__Given request__. Write every record out again exactly, and keep images out of it.

__Records for the exercise__.
-- BEGIN --
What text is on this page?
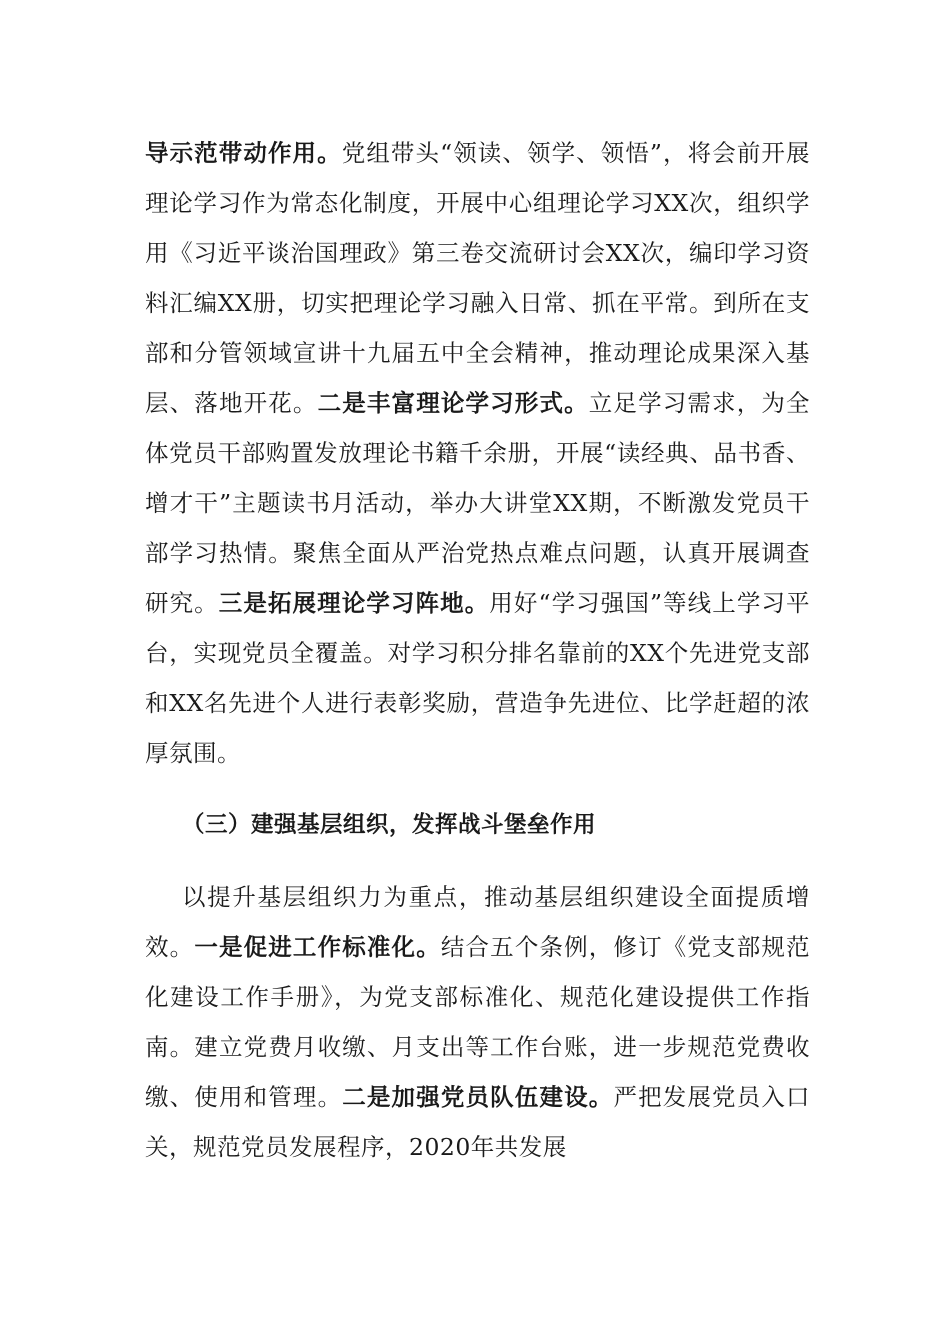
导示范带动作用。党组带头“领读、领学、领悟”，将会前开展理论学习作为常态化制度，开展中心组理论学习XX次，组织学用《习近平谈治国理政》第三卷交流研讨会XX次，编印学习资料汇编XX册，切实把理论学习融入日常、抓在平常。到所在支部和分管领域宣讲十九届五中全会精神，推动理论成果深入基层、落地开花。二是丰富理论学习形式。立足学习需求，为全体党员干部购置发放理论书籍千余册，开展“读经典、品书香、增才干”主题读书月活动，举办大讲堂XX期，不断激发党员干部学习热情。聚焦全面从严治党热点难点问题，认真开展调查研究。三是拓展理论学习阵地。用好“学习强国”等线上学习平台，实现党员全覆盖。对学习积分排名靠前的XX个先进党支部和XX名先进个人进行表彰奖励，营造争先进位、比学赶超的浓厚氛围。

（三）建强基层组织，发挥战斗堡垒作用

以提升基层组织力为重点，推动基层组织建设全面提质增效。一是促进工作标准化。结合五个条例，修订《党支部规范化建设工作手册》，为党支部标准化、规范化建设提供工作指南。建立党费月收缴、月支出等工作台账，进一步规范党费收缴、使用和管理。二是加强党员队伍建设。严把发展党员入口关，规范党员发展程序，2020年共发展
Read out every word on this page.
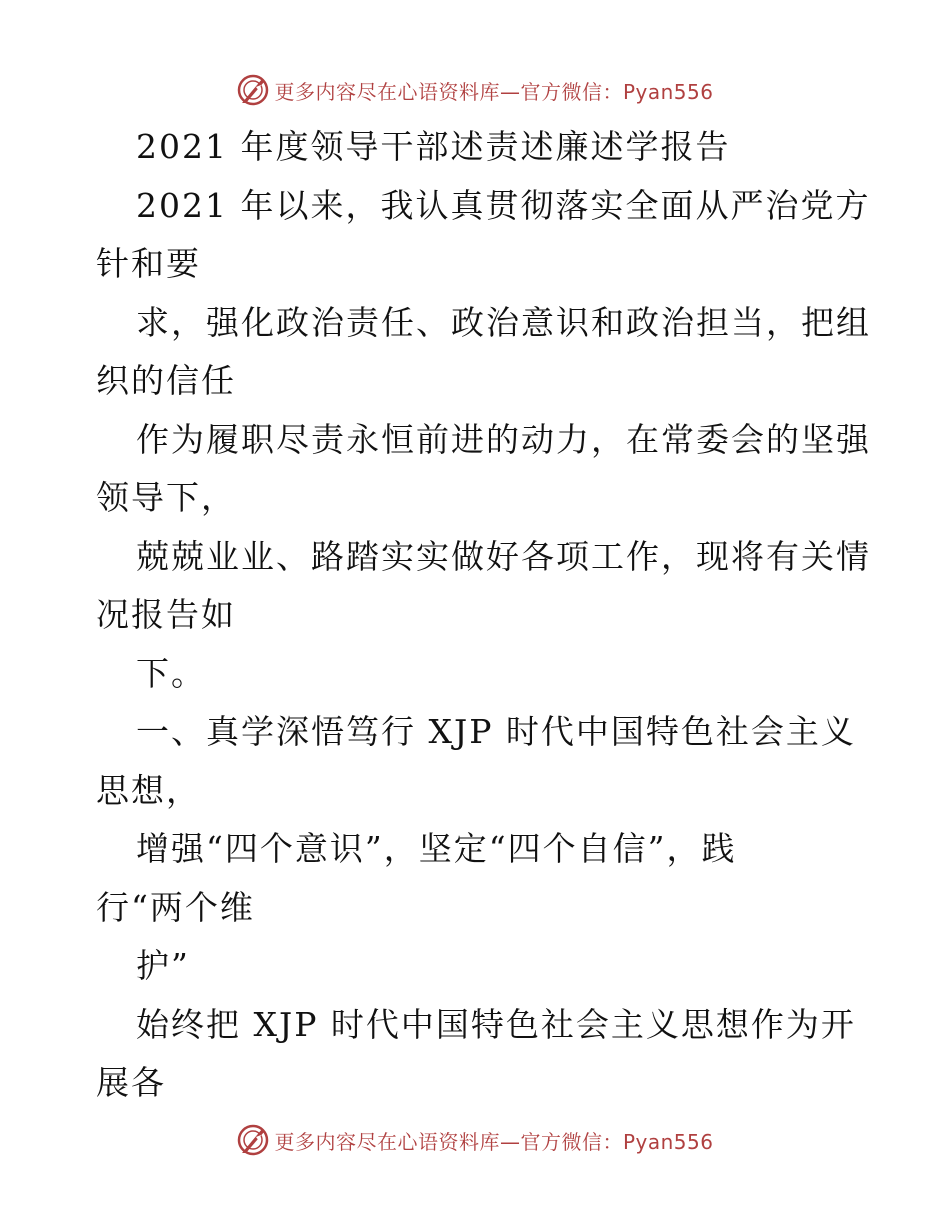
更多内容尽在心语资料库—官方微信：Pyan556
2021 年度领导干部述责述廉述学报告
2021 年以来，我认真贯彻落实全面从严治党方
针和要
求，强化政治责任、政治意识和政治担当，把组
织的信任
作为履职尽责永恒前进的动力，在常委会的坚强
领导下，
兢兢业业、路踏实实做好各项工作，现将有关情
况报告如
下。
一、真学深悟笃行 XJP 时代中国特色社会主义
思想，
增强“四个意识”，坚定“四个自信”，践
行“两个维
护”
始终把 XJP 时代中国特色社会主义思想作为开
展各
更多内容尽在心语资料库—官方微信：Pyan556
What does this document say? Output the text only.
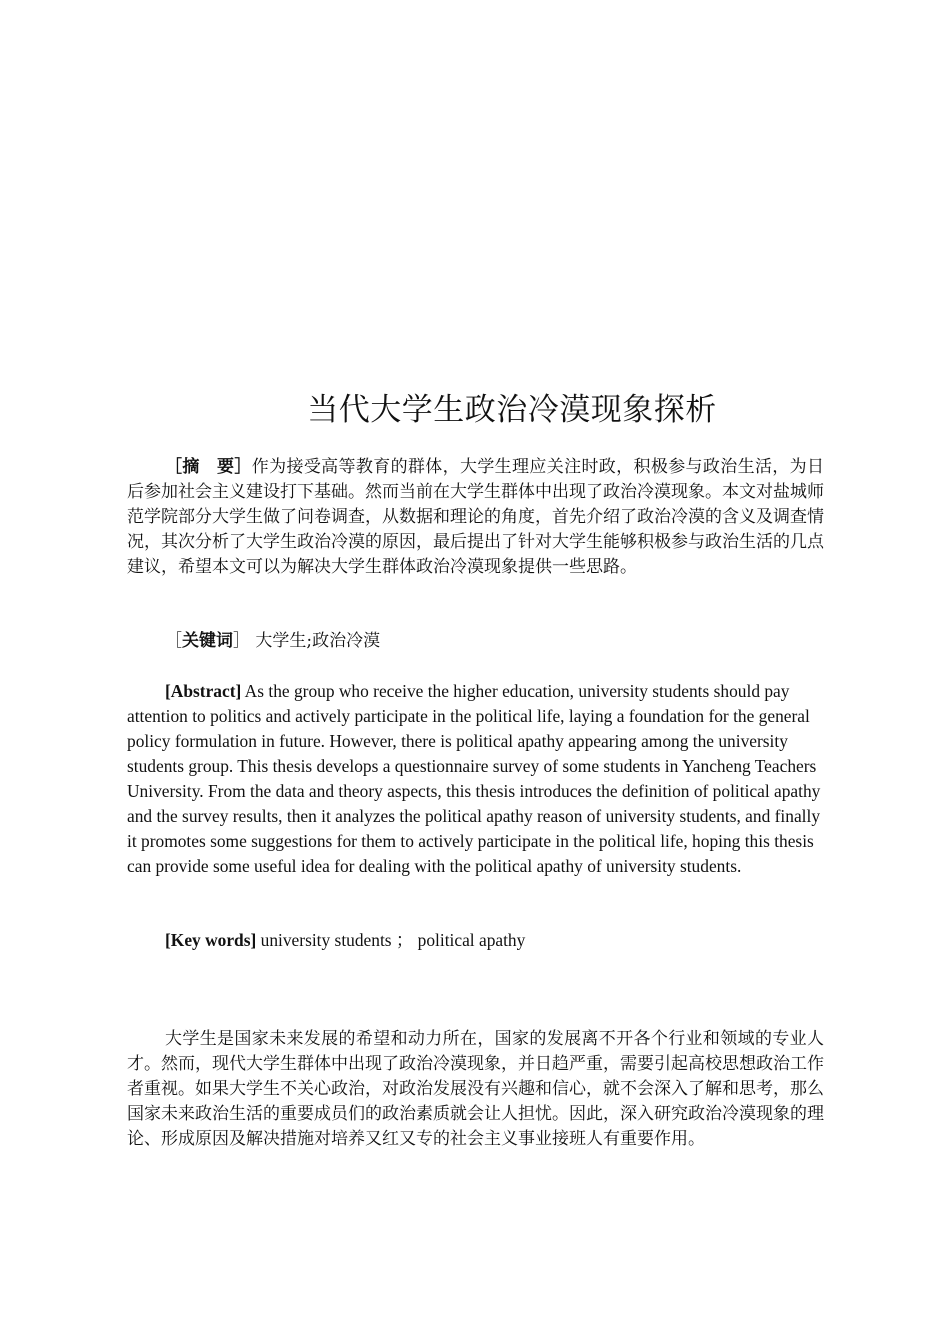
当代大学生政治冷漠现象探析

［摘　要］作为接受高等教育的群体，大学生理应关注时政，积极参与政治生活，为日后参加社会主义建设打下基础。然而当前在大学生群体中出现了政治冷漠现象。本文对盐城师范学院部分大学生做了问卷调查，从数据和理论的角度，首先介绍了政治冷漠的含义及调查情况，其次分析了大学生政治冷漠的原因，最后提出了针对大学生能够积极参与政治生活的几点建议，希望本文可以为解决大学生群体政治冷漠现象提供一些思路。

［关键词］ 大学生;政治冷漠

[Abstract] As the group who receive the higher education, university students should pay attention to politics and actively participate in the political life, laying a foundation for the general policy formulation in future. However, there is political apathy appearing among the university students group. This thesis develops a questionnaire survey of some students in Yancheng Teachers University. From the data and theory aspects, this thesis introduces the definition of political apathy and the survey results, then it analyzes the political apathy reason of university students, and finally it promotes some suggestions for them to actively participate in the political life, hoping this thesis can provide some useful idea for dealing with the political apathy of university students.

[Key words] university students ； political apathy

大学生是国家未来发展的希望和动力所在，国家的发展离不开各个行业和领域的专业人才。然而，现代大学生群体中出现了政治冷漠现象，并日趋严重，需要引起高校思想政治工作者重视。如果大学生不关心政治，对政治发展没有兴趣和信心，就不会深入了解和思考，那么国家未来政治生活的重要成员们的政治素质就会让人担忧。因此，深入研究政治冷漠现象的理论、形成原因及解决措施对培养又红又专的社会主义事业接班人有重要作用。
-- END --
__Exercise result__.
What text is on this page?
导示范带动作用。党组带头“领读、领学、领悟”，将会前开展理论学习作为常态化制度，开展中心组理论学习XX次，组织学用《习近平谈治国理政》第三卷交流研讨会XX次，编印学习资料汇编XX册，切实把理论学习融入日常、抓在平常。到所在支部和分管领域宣讲十九届五中全会精神，推动理论成果深入基层、落地开花。二是丰富理论学习形式。立足学习需求，为全体党员干部购置发放理论书籍千余册，开展“读经典、品书香、增才干”主题读书月活动，举办大讲堂XX期，不断激发党员干部学习热情。聚焦全面从严治党热点难点问题，认真开展调查研究。三是拓展理论学习阵地。用好“学习强国”等线上学习平台，实现党员全覆盖。对学习积分排名靠前的XX个先进党支部和XX名先进个人进行表彰奖励，营造争先进位、比学赶超的浓厚氛围。

（三）建强基层组织，发挥战斗堡垒作用

以提升基层组织力为重点，推动基层组织建设全面提质增效。一是促进工作标准化。结合五个条例，修订《党支部规范化建设工作手册》，为党支部标准化、规范化建设提供工作指南。建立党费月收缴、月支出等工作台账，进一步规范党费收缴、使用和管理。二是加强党员队伍建设。严把发展党员入口关，规范党员发展程序，2020年共发展
Read out every word on this page.
更多内容尽在心语资料库—官方微信：Pyan556
2021 年度领导干部述责述廉述学报告
2021 年以来，我认真贯彻落实全面从严治党方
针和要
求，强化政治责任、政治意识和政治担当，把组
织的信任
作为履职尽责永恒前进的动力，在常委会的坚强
领导下，
兢兢业业、路踏实实做好各项工作，现将有关情
况报告如
下。
一、真学深悟笃行 XJP 时代中国特色社会主义
思想，
增强“四个意识”，坚定“四个自信”，践
行“两个维
护”
始终把 XJP 时代中国特色社会主义思想作为开
展各
更多内容尽在心语资料库—官方微信：Pyan556
What does this document say? Output the text only.
当代大学生政治冷漠现象探析

［摘　要］作为接受高等教育的群体，大学生理应关注时政，积极参与政治生活，为日后参加社会主义建设打下基础。然而当前在大学生群体中出现了政治冷漠现象。本文对盐城师范学院部分大学生做了问卷调查，从数据和理论的角度，首先介绍了政治冷漠的含义及调查情况，其次分析了大学生政治冷漠的原因，最后提出了针对大学生能够积极参与政治生活的几点建议，希望本文可以为解决大学生群体政治冷漠现象提供一些思路。

［关键词］ 大学生;政治冷漠

[Abstract] As the group who receive the higher education, university students should pay attention to politics and actively participate in the political life, laying a foundation for the general policy formulation in future. However, there is political apathy appearing among the university students group. This thesis develops a questionnaire survey of some students in Yancheng Teachers University. From the data and theory aspects, this thesis introduces the definition of political apathy and the survey results, then it analyzes the political apathy reason of university students, and finally it promotes some suggestions for them to actively participate in the political life, hoping this thesis can provide some useful idea for dealing with the political apathy of university students.

[Key words] university students ； political apathy

大学生是国家未来发展的希望和动力所在，国家的发展离不开各个行业和领域的专业人才。然而，现代大学生群体中出现了政治冷漠现象，并日趋严重，需要引起高校思想政治工作者重视。如果大学生不关心政治，对政治发展没有兴趣和信心，就不会深入了解和思考，那么国家未来政治生活的重要成员们的政治素质就会让人担忧。因此，深入研究政治冷漠现象的理论、形成原因及解决措施对培养又红又专的社会主义事业接班人有重要作用。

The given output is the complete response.